**The data**
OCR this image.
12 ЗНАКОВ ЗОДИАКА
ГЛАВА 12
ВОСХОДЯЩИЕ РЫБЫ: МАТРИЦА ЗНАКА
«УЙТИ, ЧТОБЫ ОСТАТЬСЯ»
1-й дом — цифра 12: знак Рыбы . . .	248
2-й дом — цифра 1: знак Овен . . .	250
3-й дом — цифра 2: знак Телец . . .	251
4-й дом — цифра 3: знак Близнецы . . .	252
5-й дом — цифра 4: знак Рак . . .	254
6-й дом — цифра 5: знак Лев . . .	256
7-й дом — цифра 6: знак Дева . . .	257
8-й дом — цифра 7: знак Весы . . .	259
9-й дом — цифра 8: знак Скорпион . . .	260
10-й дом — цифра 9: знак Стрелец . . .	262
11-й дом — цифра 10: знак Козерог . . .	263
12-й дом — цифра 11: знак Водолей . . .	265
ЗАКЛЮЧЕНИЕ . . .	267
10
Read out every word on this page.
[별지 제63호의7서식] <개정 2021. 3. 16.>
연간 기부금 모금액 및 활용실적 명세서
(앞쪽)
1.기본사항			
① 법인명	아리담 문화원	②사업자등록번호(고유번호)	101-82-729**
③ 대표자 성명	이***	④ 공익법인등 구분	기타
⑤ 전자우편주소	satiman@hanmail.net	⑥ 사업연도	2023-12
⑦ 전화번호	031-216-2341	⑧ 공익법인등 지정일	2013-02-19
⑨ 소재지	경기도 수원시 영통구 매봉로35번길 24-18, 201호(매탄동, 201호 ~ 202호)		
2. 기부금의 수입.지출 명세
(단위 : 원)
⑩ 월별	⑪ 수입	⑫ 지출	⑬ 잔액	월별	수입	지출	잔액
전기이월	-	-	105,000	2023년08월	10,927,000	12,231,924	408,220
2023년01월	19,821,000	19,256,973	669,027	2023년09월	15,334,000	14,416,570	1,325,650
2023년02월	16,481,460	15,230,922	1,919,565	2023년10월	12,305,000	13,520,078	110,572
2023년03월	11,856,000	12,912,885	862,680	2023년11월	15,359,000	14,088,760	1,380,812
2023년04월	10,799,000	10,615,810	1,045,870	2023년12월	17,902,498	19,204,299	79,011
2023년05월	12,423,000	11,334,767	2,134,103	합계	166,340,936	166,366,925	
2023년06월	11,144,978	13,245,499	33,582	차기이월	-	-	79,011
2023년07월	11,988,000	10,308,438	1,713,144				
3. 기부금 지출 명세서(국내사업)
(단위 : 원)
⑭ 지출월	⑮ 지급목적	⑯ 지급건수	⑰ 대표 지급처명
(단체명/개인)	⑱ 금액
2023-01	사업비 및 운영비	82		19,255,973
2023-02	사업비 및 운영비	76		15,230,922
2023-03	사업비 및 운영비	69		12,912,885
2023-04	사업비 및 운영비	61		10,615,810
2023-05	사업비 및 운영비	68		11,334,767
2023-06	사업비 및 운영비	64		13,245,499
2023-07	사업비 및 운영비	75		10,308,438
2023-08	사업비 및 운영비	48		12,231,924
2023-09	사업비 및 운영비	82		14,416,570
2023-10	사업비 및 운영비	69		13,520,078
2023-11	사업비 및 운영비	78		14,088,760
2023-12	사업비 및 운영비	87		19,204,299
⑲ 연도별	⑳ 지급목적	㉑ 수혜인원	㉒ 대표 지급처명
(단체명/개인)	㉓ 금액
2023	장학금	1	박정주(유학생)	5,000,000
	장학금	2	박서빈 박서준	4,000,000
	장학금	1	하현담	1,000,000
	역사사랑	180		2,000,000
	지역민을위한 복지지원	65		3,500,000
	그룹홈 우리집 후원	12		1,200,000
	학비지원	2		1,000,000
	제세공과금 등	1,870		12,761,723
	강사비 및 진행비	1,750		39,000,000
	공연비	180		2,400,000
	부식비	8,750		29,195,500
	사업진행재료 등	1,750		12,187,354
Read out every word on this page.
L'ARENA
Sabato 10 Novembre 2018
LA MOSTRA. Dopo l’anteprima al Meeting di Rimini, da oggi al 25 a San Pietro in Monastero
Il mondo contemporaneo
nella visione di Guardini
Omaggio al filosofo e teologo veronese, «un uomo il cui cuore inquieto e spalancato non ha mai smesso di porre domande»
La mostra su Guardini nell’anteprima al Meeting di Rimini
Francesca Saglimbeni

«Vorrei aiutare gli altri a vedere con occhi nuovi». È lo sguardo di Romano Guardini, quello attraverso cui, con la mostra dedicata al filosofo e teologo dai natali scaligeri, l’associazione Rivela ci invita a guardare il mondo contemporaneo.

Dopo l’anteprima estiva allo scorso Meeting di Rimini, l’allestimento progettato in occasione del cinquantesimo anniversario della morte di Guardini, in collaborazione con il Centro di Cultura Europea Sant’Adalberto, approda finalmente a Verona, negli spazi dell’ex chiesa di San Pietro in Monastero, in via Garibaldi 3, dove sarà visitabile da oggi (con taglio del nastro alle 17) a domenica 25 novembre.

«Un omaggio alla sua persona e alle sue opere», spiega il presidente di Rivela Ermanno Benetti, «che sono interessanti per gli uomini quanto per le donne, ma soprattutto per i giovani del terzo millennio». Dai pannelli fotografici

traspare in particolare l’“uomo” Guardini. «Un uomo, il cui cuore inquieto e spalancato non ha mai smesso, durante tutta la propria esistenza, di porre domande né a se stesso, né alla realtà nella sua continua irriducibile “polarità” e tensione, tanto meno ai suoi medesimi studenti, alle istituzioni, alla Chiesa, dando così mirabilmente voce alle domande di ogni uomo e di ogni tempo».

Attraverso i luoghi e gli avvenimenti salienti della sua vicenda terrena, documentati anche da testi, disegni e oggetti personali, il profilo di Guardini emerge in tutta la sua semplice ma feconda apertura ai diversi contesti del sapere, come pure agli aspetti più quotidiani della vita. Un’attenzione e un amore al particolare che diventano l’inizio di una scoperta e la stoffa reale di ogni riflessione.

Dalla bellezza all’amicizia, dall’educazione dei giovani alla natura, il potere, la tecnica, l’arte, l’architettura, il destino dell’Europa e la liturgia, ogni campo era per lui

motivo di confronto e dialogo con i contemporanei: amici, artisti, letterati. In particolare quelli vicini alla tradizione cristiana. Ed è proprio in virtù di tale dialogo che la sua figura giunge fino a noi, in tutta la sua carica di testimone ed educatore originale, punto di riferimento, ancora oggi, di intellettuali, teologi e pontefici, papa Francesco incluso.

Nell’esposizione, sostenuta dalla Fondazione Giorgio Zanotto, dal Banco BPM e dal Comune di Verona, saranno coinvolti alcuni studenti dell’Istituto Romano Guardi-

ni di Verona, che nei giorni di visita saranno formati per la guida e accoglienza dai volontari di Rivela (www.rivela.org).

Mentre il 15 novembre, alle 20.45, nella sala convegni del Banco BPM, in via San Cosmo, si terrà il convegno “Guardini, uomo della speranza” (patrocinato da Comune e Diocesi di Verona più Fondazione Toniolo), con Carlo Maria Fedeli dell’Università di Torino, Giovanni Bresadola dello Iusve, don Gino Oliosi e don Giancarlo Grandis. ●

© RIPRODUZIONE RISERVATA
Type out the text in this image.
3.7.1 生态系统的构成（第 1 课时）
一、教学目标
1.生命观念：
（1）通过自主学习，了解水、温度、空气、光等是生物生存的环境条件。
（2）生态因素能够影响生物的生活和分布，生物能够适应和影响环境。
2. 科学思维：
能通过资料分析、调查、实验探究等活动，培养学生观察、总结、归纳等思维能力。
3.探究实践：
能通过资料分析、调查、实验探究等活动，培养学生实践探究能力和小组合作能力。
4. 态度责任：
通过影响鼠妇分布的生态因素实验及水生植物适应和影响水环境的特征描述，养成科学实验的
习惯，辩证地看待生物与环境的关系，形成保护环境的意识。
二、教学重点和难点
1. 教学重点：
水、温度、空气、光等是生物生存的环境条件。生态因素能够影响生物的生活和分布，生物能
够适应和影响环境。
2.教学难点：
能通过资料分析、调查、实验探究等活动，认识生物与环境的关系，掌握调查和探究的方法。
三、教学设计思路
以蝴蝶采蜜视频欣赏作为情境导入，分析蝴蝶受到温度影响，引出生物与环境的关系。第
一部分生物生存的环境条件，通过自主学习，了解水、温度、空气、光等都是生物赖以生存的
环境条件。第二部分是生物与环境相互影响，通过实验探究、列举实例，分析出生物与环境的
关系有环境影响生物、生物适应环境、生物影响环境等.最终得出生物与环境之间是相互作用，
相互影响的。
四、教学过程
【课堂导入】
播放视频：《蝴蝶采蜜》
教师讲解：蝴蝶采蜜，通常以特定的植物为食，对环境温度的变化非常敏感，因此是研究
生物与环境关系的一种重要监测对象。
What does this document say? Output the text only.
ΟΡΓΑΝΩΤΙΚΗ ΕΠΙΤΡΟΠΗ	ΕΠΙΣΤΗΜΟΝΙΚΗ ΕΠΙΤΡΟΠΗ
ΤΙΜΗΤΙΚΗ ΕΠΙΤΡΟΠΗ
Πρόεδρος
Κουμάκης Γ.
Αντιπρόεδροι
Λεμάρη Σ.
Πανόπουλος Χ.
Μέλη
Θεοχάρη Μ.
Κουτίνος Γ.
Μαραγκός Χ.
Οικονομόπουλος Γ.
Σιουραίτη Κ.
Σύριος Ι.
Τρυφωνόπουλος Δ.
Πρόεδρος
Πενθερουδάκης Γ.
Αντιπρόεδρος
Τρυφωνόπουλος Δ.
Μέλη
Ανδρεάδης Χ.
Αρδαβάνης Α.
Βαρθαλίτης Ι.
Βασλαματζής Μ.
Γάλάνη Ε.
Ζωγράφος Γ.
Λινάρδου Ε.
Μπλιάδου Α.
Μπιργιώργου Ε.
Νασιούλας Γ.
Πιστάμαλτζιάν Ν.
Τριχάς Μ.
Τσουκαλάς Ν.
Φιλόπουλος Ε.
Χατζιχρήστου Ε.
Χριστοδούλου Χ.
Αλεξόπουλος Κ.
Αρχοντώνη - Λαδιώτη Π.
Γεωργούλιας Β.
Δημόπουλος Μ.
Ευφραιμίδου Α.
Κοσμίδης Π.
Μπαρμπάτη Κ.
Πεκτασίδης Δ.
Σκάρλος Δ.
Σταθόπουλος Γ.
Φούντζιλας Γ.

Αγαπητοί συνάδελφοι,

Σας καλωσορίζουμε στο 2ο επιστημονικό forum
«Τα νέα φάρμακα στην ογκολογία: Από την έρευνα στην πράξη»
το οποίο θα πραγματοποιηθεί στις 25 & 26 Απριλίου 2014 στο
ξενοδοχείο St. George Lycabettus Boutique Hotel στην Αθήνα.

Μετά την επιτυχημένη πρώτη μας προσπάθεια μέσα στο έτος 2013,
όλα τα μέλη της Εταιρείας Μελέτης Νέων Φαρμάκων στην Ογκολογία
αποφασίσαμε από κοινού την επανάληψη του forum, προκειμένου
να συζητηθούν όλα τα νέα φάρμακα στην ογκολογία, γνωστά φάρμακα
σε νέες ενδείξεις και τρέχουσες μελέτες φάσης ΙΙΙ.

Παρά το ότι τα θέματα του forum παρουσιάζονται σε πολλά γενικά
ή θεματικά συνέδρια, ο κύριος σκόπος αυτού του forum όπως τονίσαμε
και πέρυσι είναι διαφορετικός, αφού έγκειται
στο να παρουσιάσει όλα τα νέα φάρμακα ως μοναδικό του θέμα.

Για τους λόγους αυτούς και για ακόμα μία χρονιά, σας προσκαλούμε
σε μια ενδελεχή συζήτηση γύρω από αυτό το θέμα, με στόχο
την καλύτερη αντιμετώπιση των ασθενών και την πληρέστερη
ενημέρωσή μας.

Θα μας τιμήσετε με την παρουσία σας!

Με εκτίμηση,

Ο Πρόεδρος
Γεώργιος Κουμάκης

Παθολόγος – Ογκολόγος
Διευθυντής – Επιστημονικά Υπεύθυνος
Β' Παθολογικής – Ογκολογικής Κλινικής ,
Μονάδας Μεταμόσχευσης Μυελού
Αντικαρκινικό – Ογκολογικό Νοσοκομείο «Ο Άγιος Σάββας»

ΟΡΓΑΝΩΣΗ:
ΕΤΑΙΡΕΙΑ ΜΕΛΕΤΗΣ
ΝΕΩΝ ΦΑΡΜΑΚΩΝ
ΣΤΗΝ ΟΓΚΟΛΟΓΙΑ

**Work to do**
Show the lines of the material that contain the word "image".

**Response**
OCR this image.
Type out the text in this image.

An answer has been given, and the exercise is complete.